* **WRITTEN EXERCISE**: Check each line of the listing below for the string "label", and give only how many lines hold it.

* **TASK INPUT**:
◆ ◆ ◆ ◆
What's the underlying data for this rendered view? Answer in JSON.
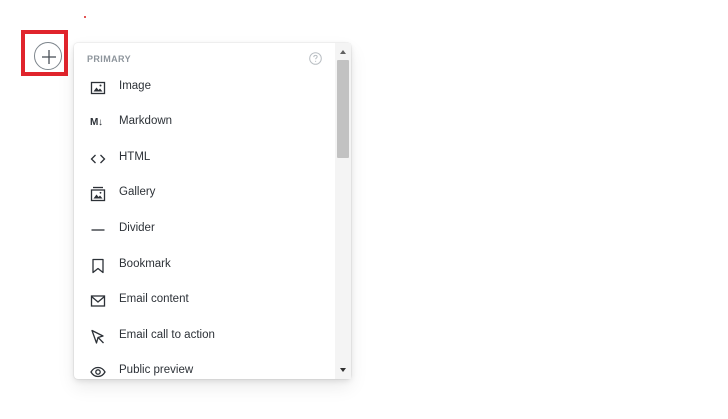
{
  "add_card_button": {
    "icon": "plus-icon"
  },
  "menu": {
    "section_title": "PRIMARY",
    "help_icon": "question-circle-icon",
    "items": [
      {
        "label": "Image",
        "icon": "image-icon"
      },
      {
        "label": "Markdown",
        "icon": "markdown-icon",
        "glyph": "M↓"
      },
      {
        "label": "HTML",
        "icon": "code-icon"
      },
      {
        "label": "Gallery",
        "icon": "gallery-icon"
      },
      {
        "label": "Divider",
        "icon": "divider-icon"
      },
      {
        "label": "Bookmark",
        "icon": "bookmark-icon"
      },
      {
        "label": "Email content",
        "icon": "email-icon"
      },
      {
        "label": "Email call to action",
        "icon": "cursor-arrow-icon"
      },
      {
        "label": "Public preview",
        "icon": "eye-icon"
      }
    ]
  },
  "colors": {
    "highlight": "#e0242c",
    "text": "#2c3137",
    "section_header": "#8e959c",
    "scroll_thumb": "#c2c2c2"
  }
}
◆ ◆ ◆ ◆
* **WORKED SOLUTION**: 9